-- begin Recorded information --

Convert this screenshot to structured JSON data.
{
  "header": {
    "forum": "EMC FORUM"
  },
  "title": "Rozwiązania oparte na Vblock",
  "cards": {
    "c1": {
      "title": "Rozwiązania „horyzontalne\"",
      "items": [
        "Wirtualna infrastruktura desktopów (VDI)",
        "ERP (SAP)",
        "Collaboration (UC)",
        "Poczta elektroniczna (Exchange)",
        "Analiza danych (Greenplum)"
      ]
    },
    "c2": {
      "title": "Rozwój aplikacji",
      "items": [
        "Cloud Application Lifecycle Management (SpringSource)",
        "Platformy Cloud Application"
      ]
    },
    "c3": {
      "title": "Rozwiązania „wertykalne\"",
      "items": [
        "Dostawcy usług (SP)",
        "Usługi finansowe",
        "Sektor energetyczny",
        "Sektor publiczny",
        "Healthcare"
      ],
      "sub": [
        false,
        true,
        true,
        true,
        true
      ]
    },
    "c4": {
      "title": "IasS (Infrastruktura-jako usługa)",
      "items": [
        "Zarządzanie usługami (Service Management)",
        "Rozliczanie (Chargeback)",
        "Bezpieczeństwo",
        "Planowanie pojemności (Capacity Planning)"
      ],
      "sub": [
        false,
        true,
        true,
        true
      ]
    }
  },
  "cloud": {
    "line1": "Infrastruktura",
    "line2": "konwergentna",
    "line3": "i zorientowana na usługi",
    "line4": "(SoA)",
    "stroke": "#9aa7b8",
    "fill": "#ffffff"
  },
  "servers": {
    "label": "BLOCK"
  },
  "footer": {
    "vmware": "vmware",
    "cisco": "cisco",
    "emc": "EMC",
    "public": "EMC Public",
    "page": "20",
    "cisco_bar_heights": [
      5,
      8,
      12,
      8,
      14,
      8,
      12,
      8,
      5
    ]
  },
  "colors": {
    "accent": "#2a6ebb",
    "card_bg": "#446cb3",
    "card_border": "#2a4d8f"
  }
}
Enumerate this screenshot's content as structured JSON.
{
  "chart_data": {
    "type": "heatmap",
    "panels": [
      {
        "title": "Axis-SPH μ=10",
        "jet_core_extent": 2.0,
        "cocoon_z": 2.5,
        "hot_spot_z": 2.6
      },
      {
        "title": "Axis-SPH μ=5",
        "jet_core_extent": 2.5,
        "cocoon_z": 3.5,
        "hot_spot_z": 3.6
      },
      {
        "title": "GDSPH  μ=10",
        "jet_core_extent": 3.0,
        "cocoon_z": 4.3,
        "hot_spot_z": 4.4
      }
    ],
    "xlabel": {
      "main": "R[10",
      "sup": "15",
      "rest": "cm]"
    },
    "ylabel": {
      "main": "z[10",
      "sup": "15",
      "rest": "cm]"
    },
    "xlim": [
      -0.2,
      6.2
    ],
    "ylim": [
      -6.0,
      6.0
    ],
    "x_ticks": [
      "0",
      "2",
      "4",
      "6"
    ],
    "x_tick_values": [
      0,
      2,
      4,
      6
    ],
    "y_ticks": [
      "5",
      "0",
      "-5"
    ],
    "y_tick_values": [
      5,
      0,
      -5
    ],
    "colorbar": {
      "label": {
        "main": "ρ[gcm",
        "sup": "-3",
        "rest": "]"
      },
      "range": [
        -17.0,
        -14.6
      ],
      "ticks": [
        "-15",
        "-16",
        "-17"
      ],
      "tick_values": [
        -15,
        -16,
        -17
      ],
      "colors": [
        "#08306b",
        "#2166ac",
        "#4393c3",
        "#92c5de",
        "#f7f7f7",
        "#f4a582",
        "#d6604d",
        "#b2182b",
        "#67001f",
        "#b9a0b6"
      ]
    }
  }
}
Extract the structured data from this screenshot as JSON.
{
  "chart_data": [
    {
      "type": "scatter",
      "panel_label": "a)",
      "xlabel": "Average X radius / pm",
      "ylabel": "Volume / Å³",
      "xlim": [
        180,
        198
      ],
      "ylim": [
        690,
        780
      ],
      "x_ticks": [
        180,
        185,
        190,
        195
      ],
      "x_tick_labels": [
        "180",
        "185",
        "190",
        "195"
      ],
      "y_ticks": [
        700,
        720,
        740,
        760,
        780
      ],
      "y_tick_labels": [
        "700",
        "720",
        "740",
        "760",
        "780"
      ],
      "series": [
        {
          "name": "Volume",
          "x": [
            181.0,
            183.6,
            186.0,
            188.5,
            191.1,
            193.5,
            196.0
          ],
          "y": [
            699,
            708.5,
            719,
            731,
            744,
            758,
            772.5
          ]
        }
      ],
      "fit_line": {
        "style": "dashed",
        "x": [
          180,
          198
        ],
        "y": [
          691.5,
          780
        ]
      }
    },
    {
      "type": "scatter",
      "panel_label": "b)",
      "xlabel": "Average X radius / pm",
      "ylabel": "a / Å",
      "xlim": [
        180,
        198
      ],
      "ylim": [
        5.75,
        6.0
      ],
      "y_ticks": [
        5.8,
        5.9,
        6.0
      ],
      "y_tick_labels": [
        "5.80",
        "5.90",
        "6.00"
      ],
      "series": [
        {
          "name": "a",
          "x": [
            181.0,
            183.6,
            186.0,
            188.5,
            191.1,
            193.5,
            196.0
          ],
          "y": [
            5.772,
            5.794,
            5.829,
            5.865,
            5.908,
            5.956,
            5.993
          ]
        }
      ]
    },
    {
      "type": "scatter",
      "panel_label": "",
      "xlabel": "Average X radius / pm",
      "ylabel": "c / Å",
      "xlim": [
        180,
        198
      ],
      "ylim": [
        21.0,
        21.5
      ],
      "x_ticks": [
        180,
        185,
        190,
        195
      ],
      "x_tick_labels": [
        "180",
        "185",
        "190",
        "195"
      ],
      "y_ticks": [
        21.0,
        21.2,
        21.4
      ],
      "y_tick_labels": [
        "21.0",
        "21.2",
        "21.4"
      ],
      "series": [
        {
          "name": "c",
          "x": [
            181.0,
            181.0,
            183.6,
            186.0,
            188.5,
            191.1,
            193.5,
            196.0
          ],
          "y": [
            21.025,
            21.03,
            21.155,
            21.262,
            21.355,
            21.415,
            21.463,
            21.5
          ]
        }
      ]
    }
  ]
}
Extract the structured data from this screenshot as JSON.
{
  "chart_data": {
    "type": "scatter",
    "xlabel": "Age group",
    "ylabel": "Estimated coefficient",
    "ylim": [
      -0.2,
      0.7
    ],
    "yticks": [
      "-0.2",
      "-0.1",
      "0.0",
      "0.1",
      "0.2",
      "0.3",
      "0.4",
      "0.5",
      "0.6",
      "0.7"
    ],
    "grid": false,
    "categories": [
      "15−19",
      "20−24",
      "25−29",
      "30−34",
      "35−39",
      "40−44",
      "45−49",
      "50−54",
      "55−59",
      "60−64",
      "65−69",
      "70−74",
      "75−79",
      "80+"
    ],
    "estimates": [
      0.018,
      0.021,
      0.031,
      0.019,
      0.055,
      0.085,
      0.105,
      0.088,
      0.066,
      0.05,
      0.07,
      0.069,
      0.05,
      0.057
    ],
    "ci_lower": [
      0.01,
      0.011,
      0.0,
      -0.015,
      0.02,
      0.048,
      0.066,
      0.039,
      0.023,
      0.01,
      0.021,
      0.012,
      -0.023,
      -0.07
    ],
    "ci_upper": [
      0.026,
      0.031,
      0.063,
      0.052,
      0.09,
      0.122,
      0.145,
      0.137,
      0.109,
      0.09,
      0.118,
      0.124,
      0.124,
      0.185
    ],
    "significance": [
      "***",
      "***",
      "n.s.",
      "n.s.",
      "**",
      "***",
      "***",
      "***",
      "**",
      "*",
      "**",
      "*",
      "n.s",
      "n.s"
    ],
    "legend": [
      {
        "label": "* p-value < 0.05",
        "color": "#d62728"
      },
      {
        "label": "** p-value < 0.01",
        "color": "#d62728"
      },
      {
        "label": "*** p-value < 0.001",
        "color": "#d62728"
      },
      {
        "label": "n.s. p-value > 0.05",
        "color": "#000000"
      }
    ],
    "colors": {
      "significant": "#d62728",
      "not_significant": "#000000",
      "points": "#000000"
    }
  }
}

-- end Recorded information --

**Required task**
Give the count of lines in the data shown above that contain "Management", and nothing else.

**Output of the exercise**
2